:: Instructions to follow ::
Scan the data for lines with "Aldığınız" and report the count by itself.

━━━ Supplied records

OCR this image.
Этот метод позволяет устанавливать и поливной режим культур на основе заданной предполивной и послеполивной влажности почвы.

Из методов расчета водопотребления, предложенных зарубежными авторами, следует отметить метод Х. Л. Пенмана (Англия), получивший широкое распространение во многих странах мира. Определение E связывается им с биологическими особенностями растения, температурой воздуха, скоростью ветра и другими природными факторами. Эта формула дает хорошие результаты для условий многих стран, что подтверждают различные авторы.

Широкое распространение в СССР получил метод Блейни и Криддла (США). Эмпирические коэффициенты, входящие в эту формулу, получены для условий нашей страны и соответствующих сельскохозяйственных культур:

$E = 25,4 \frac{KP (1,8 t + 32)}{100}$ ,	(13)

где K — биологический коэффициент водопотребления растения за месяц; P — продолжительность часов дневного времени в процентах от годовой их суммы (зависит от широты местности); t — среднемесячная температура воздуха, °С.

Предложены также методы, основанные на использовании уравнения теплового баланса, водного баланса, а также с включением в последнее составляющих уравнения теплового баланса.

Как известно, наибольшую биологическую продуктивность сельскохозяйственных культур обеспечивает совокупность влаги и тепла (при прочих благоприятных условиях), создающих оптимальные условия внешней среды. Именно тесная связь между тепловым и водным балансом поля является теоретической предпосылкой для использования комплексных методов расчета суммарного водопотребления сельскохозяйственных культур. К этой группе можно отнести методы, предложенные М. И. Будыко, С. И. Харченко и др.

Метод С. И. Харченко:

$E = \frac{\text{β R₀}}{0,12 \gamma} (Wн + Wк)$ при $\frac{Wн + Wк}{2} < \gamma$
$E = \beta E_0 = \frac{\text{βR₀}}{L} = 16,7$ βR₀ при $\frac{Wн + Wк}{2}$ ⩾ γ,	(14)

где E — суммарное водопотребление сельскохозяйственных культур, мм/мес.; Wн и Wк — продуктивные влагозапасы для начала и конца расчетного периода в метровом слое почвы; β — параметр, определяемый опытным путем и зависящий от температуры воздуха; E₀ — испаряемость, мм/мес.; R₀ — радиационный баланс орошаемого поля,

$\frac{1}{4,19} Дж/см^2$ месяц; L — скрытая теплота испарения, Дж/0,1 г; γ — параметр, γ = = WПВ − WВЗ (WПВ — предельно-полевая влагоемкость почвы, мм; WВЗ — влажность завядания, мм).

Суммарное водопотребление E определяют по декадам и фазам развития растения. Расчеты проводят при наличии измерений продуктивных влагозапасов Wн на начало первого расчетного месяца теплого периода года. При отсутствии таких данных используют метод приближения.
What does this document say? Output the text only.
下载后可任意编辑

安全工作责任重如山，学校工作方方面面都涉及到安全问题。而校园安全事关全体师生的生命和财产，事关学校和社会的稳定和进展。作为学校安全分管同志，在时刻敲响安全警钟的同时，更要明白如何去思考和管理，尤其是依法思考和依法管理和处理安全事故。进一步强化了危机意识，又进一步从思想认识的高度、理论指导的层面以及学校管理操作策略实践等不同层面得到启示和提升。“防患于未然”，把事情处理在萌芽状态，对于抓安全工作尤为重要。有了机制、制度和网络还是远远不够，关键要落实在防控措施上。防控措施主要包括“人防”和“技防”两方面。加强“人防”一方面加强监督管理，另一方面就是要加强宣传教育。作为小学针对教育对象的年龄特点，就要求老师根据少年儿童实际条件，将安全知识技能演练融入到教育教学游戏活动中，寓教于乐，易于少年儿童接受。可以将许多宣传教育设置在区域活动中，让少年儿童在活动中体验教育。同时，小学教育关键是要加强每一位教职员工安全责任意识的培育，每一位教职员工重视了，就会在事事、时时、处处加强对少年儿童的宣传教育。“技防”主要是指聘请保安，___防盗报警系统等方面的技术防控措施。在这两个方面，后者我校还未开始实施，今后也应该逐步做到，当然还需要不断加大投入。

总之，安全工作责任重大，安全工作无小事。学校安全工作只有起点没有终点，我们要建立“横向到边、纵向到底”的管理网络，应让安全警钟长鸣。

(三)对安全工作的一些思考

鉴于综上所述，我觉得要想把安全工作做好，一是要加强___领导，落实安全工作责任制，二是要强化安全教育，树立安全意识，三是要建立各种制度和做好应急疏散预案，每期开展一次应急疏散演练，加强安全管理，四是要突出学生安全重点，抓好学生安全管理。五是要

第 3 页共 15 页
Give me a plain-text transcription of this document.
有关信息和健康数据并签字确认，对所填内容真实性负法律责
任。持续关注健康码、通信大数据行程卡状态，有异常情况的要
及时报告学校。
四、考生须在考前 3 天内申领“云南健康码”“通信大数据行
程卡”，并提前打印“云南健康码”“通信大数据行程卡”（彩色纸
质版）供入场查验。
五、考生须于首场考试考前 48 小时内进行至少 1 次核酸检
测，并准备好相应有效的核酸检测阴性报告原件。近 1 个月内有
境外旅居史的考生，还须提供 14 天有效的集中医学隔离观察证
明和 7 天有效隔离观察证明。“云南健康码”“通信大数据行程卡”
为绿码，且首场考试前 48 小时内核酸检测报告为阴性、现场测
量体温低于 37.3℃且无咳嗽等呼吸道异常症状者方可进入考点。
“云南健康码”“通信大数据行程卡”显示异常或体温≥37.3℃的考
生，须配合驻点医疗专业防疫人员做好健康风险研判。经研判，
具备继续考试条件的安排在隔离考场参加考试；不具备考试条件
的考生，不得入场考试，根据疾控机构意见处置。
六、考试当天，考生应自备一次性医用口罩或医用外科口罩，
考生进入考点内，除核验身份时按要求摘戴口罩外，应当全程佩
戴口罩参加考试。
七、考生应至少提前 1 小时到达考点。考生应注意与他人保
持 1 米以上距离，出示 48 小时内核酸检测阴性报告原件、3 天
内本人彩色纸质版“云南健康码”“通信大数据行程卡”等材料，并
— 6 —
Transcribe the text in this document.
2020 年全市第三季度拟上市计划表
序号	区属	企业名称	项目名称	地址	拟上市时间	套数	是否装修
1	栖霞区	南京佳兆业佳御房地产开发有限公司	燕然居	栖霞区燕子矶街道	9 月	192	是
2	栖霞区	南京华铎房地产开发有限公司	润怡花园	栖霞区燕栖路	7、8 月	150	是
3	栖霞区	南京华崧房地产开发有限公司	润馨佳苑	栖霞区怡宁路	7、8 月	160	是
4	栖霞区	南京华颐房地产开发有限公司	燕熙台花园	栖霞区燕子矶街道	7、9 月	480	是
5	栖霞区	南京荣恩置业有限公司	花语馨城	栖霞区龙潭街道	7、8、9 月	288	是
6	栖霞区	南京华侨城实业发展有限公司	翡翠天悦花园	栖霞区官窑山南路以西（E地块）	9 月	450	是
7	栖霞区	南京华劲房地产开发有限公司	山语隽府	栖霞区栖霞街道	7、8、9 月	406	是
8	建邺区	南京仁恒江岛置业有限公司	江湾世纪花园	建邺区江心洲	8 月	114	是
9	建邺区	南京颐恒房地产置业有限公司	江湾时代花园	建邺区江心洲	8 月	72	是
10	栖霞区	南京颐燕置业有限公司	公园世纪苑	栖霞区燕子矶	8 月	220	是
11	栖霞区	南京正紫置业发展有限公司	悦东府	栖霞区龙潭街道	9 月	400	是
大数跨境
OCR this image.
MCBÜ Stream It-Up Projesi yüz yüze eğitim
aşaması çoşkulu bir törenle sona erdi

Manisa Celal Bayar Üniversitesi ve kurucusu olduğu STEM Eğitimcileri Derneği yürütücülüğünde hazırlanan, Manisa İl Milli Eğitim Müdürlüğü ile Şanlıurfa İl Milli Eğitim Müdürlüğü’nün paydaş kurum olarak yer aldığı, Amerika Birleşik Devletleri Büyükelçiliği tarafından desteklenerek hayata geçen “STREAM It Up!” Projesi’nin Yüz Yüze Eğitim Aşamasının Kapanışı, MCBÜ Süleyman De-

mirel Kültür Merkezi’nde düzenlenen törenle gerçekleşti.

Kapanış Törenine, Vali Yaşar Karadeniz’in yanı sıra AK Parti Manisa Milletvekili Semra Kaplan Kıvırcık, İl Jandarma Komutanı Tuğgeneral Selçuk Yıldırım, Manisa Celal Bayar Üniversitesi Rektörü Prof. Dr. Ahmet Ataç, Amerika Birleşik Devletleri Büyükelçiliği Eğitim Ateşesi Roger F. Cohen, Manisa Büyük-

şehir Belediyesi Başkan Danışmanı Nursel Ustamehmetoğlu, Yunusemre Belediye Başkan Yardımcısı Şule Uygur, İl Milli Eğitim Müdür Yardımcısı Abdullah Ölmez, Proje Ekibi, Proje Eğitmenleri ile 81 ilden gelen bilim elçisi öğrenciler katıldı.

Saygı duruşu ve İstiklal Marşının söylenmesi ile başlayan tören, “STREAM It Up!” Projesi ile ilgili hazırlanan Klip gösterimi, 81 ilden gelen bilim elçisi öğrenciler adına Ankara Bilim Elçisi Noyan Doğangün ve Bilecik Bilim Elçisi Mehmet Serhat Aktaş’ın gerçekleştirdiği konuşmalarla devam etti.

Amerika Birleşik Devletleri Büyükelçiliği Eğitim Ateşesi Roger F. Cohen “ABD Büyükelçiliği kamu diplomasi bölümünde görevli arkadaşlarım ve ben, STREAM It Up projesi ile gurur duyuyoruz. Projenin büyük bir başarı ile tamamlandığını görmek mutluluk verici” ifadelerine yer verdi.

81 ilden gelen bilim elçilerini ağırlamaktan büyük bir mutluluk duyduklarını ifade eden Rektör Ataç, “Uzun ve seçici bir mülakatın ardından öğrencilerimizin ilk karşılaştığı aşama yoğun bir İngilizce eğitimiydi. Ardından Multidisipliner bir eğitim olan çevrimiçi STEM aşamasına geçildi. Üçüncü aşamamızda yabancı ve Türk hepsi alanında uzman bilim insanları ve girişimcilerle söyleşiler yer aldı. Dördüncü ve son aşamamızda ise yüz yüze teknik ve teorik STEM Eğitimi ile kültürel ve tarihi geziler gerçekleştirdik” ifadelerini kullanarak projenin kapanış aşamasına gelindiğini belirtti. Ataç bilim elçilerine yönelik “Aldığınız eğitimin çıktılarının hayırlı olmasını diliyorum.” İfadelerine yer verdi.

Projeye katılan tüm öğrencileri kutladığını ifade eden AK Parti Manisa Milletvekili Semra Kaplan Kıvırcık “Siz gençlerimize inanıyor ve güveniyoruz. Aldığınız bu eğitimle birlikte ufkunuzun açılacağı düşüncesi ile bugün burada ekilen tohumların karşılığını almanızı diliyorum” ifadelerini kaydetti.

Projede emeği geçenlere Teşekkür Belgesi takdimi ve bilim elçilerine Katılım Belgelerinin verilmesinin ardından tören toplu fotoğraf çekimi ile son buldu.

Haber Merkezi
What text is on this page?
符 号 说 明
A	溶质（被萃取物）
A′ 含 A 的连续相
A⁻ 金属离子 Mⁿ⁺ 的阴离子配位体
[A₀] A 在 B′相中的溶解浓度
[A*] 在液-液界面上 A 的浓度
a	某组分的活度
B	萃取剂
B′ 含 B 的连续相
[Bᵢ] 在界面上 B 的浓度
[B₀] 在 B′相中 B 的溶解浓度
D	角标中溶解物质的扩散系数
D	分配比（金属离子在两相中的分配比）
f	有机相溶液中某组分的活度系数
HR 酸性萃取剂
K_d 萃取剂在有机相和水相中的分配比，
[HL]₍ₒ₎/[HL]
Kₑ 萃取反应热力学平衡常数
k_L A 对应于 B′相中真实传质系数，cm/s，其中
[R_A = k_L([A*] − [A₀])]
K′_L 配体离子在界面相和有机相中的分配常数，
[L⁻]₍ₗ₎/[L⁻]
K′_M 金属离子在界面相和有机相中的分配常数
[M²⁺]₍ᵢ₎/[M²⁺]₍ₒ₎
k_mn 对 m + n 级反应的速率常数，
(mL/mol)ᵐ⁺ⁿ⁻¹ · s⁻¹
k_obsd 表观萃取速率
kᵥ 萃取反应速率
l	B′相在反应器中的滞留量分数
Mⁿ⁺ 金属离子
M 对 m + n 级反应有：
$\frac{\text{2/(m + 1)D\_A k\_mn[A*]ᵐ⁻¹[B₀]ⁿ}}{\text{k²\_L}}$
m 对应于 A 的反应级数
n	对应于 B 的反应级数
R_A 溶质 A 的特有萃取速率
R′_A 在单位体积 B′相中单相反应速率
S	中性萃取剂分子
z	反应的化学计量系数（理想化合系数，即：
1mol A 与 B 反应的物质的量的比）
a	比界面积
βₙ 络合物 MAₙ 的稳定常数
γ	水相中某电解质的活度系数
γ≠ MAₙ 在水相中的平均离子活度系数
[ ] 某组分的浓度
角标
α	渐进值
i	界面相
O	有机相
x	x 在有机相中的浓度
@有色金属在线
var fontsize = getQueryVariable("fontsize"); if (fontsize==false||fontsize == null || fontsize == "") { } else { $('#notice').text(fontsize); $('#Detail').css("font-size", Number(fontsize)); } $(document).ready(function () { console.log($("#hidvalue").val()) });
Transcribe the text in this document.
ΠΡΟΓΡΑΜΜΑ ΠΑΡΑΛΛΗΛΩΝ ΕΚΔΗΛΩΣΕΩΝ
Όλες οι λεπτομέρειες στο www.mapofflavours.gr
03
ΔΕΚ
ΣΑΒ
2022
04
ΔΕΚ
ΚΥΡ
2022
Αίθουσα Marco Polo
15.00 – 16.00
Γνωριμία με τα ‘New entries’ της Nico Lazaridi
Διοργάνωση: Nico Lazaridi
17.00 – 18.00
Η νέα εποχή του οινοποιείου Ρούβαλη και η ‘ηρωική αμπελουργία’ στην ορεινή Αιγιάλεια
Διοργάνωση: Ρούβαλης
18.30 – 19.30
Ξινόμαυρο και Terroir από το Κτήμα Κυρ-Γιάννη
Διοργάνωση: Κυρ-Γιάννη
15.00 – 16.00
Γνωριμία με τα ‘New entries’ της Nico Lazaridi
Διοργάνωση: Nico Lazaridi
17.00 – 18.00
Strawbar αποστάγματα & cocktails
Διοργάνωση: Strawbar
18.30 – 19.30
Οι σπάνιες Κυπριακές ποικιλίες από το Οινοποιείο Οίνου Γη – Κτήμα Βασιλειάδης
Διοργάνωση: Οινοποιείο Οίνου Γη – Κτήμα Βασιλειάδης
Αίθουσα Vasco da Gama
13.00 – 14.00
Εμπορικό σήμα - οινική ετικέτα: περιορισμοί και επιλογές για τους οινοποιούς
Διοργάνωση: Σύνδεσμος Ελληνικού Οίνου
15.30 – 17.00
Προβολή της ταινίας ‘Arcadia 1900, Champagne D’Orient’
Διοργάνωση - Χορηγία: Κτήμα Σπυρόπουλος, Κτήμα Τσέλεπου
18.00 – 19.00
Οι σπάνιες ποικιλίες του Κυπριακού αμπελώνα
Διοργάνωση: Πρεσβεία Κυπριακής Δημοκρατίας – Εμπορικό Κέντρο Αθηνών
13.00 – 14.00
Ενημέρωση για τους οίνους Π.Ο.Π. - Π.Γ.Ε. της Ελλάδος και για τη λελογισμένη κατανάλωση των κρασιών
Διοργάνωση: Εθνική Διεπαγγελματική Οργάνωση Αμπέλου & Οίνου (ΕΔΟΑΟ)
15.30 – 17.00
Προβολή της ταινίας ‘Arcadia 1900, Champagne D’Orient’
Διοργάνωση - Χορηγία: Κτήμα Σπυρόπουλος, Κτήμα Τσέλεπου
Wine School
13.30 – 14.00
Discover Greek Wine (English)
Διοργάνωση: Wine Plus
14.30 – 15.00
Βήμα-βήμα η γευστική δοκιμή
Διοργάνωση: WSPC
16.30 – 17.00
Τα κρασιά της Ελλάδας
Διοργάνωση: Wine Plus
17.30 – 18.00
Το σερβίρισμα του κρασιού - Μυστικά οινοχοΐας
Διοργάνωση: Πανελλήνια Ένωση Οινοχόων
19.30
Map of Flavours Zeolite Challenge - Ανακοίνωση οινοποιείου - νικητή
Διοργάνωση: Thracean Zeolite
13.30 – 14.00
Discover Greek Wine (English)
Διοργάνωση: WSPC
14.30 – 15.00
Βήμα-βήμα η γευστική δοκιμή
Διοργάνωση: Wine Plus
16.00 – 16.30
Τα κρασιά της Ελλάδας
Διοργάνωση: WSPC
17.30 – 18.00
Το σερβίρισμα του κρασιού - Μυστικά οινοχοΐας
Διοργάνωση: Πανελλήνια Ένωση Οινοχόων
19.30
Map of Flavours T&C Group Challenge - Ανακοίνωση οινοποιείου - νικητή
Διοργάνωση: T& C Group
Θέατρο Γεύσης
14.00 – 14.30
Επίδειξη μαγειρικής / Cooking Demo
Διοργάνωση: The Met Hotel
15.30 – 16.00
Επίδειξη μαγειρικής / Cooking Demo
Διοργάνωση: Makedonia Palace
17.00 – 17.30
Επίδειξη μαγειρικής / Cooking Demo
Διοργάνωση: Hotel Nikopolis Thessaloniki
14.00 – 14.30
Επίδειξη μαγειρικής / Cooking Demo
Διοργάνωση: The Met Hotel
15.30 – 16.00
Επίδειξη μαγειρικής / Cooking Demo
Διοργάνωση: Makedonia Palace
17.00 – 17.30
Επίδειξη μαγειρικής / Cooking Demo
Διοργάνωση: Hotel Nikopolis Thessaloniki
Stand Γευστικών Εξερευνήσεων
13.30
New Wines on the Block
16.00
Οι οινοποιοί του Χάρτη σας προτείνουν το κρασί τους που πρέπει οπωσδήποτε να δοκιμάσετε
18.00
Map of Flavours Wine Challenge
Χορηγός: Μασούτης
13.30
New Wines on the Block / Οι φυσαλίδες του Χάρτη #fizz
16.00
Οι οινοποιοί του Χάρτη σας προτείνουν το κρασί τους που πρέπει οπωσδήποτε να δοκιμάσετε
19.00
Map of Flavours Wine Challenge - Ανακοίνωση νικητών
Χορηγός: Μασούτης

━━━━━━

:: The solution ::
2